## EXERCISE BRIEF
Transcribe everything from the first of the lines below down to the line containing "65, 1374, 91]", including both.

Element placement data
────

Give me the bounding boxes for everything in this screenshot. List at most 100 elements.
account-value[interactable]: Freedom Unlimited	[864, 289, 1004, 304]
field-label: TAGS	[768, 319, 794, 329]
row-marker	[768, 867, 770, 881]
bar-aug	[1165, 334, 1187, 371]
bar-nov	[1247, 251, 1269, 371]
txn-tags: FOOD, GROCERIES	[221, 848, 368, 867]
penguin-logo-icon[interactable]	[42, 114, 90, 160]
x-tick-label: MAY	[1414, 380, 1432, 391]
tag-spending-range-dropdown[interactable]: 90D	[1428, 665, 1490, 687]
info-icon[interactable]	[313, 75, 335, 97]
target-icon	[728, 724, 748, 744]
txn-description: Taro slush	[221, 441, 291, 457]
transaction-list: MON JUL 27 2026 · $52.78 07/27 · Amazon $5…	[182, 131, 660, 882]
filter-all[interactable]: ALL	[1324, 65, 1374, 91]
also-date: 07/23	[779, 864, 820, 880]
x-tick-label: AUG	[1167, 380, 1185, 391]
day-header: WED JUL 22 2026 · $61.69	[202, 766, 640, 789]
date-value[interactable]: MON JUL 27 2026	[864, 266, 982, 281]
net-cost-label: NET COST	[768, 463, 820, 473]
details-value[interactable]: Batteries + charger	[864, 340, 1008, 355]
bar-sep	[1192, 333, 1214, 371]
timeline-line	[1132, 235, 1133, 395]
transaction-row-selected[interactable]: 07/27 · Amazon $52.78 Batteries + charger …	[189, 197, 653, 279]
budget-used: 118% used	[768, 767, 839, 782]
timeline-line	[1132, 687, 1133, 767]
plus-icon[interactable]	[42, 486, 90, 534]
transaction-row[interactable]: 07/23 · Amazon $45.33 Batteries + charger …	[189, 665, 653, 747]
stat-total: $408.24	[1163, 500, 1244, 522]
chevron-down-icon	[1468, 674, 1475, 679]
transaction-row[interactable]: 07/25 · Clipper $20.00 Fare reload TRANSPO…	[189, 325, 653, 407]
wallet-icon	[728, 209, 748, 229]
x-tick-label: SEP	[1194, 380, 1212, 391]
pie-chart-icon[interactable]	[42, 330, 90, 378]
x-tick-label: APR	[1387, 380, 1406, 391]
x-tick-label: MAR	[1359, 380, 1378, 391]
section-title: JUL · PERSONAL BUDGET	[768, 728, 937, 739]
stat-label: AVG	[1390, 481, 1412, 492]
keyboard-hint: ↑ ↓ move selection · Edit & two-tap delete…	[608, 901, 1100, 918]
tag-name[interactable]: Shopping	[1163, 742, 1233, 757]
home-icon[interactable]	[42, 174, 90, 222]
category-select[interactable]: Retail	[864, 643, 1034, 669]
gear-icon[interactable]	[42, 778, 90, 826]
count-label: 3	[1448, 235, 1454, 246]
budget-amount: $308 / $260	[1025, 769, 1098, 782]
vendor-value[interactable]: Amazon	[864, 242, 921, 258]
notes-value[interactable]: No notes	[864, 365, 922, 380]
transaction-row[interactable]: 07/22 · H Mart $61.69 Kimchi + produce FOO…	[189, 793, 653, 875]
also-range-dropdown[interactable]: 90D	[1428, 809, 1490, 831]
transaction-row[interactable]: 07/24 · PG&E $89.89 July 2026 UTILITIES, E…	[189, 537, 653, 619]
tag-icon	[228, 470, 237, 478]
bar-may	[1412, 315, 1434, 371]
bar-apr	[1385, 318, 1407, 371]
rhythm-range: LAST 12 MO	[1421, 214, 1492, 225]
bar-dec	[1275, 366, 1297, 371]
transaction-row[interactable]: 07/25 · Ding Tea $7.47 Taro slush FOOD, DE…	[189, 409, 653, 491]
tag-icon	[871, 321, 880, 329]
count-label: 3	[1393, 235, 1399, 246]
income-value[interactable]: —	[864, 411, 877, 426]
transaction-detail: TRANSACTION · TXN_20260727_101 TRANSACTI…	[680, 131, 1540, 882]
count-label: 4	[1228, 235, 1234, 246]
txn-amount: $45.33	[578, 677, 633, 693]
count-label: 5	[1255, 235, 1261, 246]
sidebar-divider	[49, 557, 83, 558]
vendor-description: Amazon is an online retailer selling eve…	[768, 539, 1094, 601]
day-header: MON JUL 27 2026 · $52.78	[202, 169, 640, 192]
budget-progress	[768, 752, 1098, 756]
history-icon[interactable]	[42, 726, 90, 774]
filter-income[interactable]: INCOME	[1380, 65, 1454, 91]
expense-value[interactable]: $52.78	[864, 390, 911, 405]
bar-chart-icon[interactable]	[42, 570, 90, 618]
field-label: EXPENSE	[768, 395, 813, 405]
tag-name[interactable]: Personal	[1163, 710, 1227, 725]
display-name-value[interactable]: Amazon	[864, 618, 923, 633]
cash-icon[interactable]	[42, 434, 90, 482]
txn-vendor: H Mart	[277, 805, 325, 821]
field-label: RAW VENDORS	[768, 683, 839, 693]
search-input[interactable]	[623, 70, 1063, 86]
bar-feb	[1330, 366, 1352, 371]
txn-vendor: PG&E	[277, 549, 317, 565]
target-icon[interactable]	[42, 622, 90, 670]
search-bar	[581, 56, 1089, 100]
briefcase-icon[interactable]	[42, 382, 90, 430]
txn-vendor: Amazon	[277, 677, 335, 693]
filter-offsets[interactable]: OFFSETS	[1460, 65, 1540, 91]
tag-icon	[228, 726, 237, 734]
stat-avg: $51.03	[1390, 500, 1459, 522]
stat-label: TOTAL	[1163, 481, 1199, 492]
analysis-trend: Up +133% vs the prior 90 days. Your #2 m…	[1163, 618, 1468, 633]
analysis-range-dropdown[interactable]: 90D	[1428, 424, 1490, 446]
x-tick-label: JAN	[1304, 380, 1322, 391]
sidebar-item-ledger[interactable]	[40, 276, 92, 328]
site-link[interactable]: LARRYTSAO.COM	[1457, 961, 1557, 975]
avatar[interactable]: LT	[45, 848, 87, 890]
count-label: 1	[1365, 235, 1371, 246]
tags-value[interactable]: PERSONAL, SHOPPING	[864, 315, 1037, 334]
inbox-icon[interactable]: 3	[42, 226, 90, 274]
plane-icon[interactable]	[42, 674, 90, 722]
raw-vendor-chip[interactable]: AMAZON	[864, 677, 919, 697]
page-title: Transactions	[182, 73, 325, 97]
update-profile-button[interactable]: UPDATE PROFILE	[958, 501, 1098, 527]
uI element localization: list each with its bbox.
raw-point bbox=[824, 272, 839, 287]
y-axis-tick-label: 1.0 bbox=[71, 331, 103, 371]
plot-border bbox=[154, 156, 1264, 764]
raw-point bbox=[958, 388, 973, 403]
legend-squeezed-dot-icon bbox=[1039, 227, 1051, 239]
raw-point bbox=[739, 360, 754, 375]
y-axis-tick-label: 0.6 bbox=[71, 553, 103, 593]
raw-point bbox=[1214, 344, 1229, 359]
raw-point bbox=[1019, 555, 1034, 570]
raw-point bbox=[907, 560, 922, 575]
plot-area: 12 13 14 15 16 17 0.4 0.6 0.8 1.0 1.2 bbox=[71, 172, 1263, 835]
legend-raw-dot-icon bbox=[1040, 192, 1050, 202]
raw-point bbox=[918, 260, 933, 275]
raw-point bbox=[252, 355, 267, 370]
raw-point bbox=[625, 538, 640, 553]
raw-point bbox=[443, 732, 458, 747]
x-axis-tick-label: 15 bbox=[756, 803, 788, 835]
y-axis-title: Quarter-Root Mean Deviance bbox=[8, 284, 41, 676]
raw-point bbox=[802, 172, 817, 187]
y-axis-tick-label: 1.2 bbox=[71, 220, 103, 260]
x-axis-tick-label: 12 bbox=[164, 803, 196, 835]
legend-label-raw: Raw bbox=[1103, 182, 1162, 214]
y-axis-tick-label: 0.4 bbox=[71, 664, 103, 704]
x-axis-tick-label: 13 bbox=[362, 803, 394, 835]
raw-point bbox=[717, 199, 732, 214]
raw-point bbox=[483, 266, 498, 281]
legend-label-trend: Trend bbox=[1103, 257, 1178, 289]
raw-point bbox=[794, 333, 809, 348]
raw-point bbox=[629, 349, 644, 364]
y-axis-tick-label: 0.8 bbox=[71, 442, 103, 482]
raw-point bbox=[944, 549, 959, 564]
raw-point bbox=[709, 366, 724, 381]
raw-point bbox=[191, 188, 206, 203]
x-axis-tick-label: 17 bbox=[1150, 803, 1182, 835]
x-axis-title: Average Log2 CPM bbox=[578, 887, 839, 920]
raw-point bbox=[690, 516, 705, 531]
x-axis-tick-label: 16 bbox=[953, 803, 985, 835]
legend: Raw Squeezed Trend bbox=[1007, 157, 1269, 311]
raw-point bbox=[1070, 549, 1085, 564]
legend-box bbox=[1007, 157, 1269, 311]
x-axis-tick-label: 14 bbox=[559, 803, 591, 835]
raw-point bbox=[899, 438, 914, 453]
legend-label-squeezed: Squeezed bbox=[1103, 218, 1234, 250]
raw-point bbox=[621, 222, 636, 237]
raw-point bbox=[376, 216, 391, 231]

────

## THE ANSWER
Give me the bounding boxes for everything in this screenshot. List at most 100 elements.
account-value[interactable]: Freedom Unlimited	[864, 289, 1004, 304]
field-label: TAGS	[768, 319, 794, 329]
row-marker	[768, 867, 770, 881]
bar-aug	[1165, 334, 1187, 371]
bar-nov	[1247, 251, 1269, 371]
txn-tags: FOOD, GROCERIES	[221, 848, 368, 867]
penguin-logo-icon[interactable]	[42, 114, 90, 160]
x-tick-label: MAY	[1414, 380, 1432, 391]
tag-spending-range-dropdown[interactable]: 90D	[1428, 665, 1490, 687]
info-icon[interactable]	[313, 75, 335, 97]
target-icon	[728, 724, 748, 744]
txn-description: Taro slush	[221, 441, 291, 457]
transaction-list: MON JUL 27 2026 · $52.78 07/27 · Amazon $5…	[182, 131, 660, 882]
filter-all[interactable]: ALL	[1324, 65, 1374, 91]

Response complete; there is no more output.